**What is being asked**
Filter the data for lines with the word "color", then copy every line so identified.

= = = = = = =

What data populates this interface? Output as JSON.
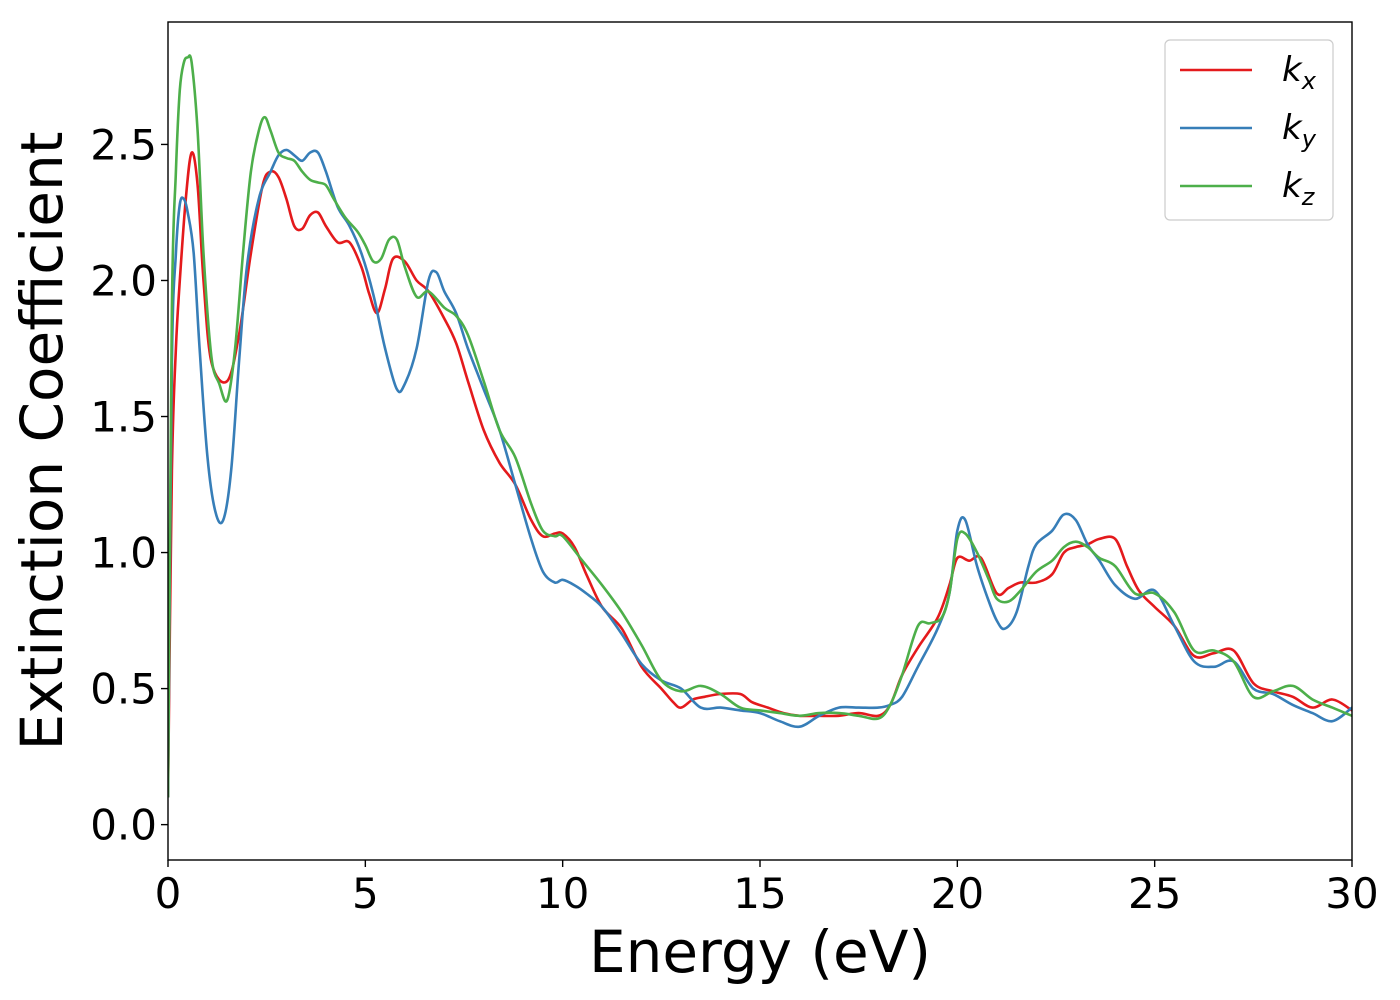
{
  "chart_data": {
    "type": "line",
    "xlabel": "Energy (eV)",
    "ylabel": "Extinction Coefficient",
    "xlim": [
      0,
      30
    ],
    "ylim": [
      -0.13,
      2.95
    ],
    "xticks": [
      "0",
      "5",
      "10",
      "15",
      "20",
      "25",
      "30"
    ],
    "xtick_values": [
      0,
      5,
      10,
      15,
      20,
      25,
      30
    ],
    "yticks": [
      "0.0",
      "0.5",
      "1.0",
      "1.5",
      "2.0",
      "2.5"
    ],
    "ytick_values": [
      0.0,
      0.5,
      1.0,
      1.5,
      2.0,
      2.5
    ],
    "grid": false,
    "legend_position": "top-right",
    "series": [
      {
        "name": "k_x",
        "label_base": "k",
        "label_sub": "x",
        "color": "#e41a1c",
        "x": [
          0,
          0.1,
          0.2,
          0.3,
          0.45,
          0.6,
          0.75,
          0.9,
          1.1,
          1.5,
          1.8,
          2.1,
          2.4,
          2.6,
          2.8,
          3.0,
          3.2,
          3.4,
          3.6,
          3.8,
          4.0,
          4.3,
          4.6,
          4.9,
          5.1,
          5.3,
          5.5,
          5.7,
          6.0,
          6.3,
          6.6,
          7.0,
          7.3,
          7.6,
          8.0,
          8.4,
          8.8,
          9.2,
          9.5,
          9.8,
          10.0,
          10.3,
          10.6,
          11.0,
          11.5,
          12.0,
          12.5,
          12.8,
          13.0,
          13.3,
          13.6,
          14.0,
          14.5,
          14.8,
          15.2,
          15.6,
          16.0,
          16.5,
          17.0,
          17.5,
          18.0,
          18.3,
          18.6,
          19.0,
          19.5,
          19.8,
          20.0,
          20.3,
          20.6,
          21.0,
          21.3,
          21.6,
          22.0,
          22.4,
          22.7,
          23.0,
          23.3,
          23.6,
          24.0,
          24.3,
          24.6,
          25.0,
          25.5,
          26.0,
          26.5,
          27.0,
          27.5,
          28.0,
          28.5,
          29.0,
          29.5,
          30.0
        ],
        "y": [
          0.1,
          1.3,
          1.75,
          2.0,
          2.3,
          2.47,
          2.35,
          2.0,
          1.7,
          1.63,
          1.8,
          2.1,
          2.35,
          2.4,
          2.38,
          2.3,
          2.2,
          2.19,
          2.24,
          2.25,
          2.2,
          2.14,
          2.14,
          2.05,
          1.95,
          1.88,
          1.97,
          2.08,
          2.07,
          2.0,
          1.96,
          1.86,
          1.77,
          1.63,
          1.45,
          1.33,
          1.25,
          1.12,
          1.06,
          1.07,
          1.07,
          1.02,
          0.92,
          0.8,
          0.72,
          0.58,
          0.5,
          0.45,
          0.43,
          0.46,
          0.47,
          0.48,
          0.48,
          0.45,
          0.43,
          0.41,
          0.4,
          0.4,
          0.4,
          0.41,
          0.4,
          0.44,
          0.55,
          0.65,
          0.76,
          0.88,
          0.98,
          0.97,
          0.98,
          0.85,
          0.87,
          0.89,
          0.89,
          0.92,
          1.0,
          1.02,
          1.03,
          1.05,
          1.05,
          0.95,
          0.86,
          0.8,
          0.73,
          0.62,
          0.63,
          0.64,
          0.52,
          0.49,
          0.47,
          0.43,
          0.46,
          0.42
        ]
      },
      {
        "name": "k_y",
        "label_base": "k",
        "label_sub": "y",
        "color": "#377eb8",
        "x": [
          0,
          0.1,
          0.2,
          0.3,
          0.4,
          0.5,
          0.65,
          0.8,
          1.0,
          1.2,
          1.4,
          1.6,
          1.8,
          2.0,
          2.3,
          2.6,
          2.8,
          3.0,
          3.2,
          3.4,
          3.6,
          3.8,
          4.0,
          4.3,
          4.6,
          4.9,
          5.2,
          5.5,
          5.8,
          6.0,
          6.3,
          6.6,
          6.8,
          7.0,
          7.3,
          7.6,
          8.0,
          8.4,
          8.8,
          9.2,
          9.5,
          9.8,
          10.0,
          10.3,
          10.6,
          11.0,
          11.5,
          12.0,
          12.5,
          13.0,
          13.5,
          14.0,
          14.5,
          15.0,
          15.5,
          16.0,
          16.5,
          17.0,
          17.5,
          18.0,
          18.3,
          18.6,
          19.0,
          19.5,
          19.8,
          20.0,
          20.2,
          20.5,
          20.8,
          21.0,
          21.2,
          21.5,
          21.8,
          22.0,
          22.4,
          22.7,
          23.0,
          23.3,
          23.6,
          24.0,
          24.5,
          25.0,
          25.5,
          26.0,
          26.5,
          27.0,
          27.5,
          28.0,
          28.5,
          29.0,
          29.5,
          30.0
        ],
        "y": [
          0.1,
          1.7,
          2.1,
          2.28,
          2.3,
          2.25,
          2.1,
          1.75,
          1.35,
          1.15,
          1.12,
          1.3,
          1.7,
          2.05,
          2.3,
          2.4,
          2.46,
          2.48,
          2.46,
          2.44,
          2.47,
          2.47,
          2.4,
          2.27,
          2.2,
          2.1,
          1.95,
          1.75,
          1.6,
          1.62,
          1.75,
          2.0,
          2.03,
          1.96,
          1.88,
          1.75,
          1.6,
          1.45,
          1.25,
          1.05,
          0.93,
          0.89,
          0.9,
          0.88,
          0.85,
          0.8,
          0.7,
          0.59,
          0.53,
          0.5,
          0.43,
          0.43,
          0.42,
          0.41,
          0.38,
          0.36,
          0.4,
          0.43,
          0.43,
          0.43,
          0.44,
          0.47,
          0.58,
          0.72,
          0.85,
          1.08,
          1.12,
          0.95,
          0.82,
          0.75,
          0.72,
          0.78,
          0.95,
          1.03,
          1.08,
          1.14,
          1.12,
          1.03,
          0.97,
          0.88,
          0.83,
          0.86,
          0.73,
          0.6,
          0.58,
          0.6,
          0.5,
          0.48,
          0.44,
          0.41,
          0.38,
          0.43
        ]
      },
      {
        "name": "k_z",
        "label_base": "k",
        "label_sub": "z",
        "color": "#4daf4a",
        "x": [
          0,
          0.1,
          0.2,
          0.3,
          0.4,
          0.5,
          0.6,
          0.75,
          0.9,
          1.1,
          1.3,
          1.5,
          1.7,
          1.9,
          2.1,
          2.3,
          2.45,
          2.6,
          2.8,
          3.0,
          3.2,
          3.4,
          3.6,
          3.8,
          4.0,
          4.2,
          4.5,
          4.8,
          5.0,
          5.2,
          5.4,
          5.6,
          5.8,
          6.0,
          6.3,
          6.6,
          7.0,
          7.3,
          7.6,
          8.0,
          8.4,
          8.8,
          9.2,
          9.5,
          9.8,
          10.0,
          10.5,
          11.0,
          11.5,
          12.0,
          12.5,
          13.0,
          13.5,
          14.0,
          14.5,
          15.0,
          15.5,
          16.0,
          16.5,
          17.0,
          17.5,
          18.0,
          18.3,
          18.6,
          19.0,
          19.3,
          19.6,
          19.8,
          20.0,
          20.2,
          20.5,
          20.8,
          21.0,
          21.3,
          21.6,
          22.0,
          22.4,
          22.7,
          23.0,
          23.3,
          23.6,
          24.0,
          24.5,
          25.0,
          25.5,
          26.0,
          26.5,
          27.0,
          27.5,
          28.0,
          28.5,
          29.0,
          29.5,
          30.0
        ],
        "y": [
          0.1,
          1.9,
          2.4,
          2.7,
          2.8,
          2.82,
          2.8,
          2.55,
          2.1,
          1.72,
          1.62,
          1.56,
          1.75,
          2.1,
          2.4,
          2.55,
          2.6,
          2.55,
          2.47,
          2.45,
          2.44,
          2.4,
          2.37,
          2.36,
          2.35,
          2.3,
          2.23,
          2.18,
          2.13,
          2.07,
          2.08,
          2.15,
          2.15,
          2.05,
          1.94,
          1.96,
          1.9,
          1.87,
          1.8,
          1.63,
          1.45,
          1.35,
          1.18,
          1.08,
          1.06,
          1.06,
          0.97,
          0.88,
          0.78,
          0.66,
          0.53,
          0.49,
          0.51,
          0.48,
          0.43,
          0.42,
          0.41,
          0.4,
          0.41,
          0.41,
          0.4,
          0.39,
          0.44,
          0.55,
          0.73,
          0.74,
          0.76,
          0.85,
          1.05,
          1.07,
          1.0,
          0.9,
          0.83,
          0.82,
          0.86,
          0.93,
          0.97,
          1.02,
          1.04,
          1.02,
          0.98,
          0.95,
          0.85,
          0.85,
          0.78,
          0.64,
          0.64,
          0.6,
          0.47,
          0.49,
          0.51,
          0.46,
          0.43,
          0.4
        ]
      }
    ]
  }
}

= = = = = = =

**Full output**
        "color": "#e41a1c",
        "color": "#377eb8",
        "color": "#4daf4a",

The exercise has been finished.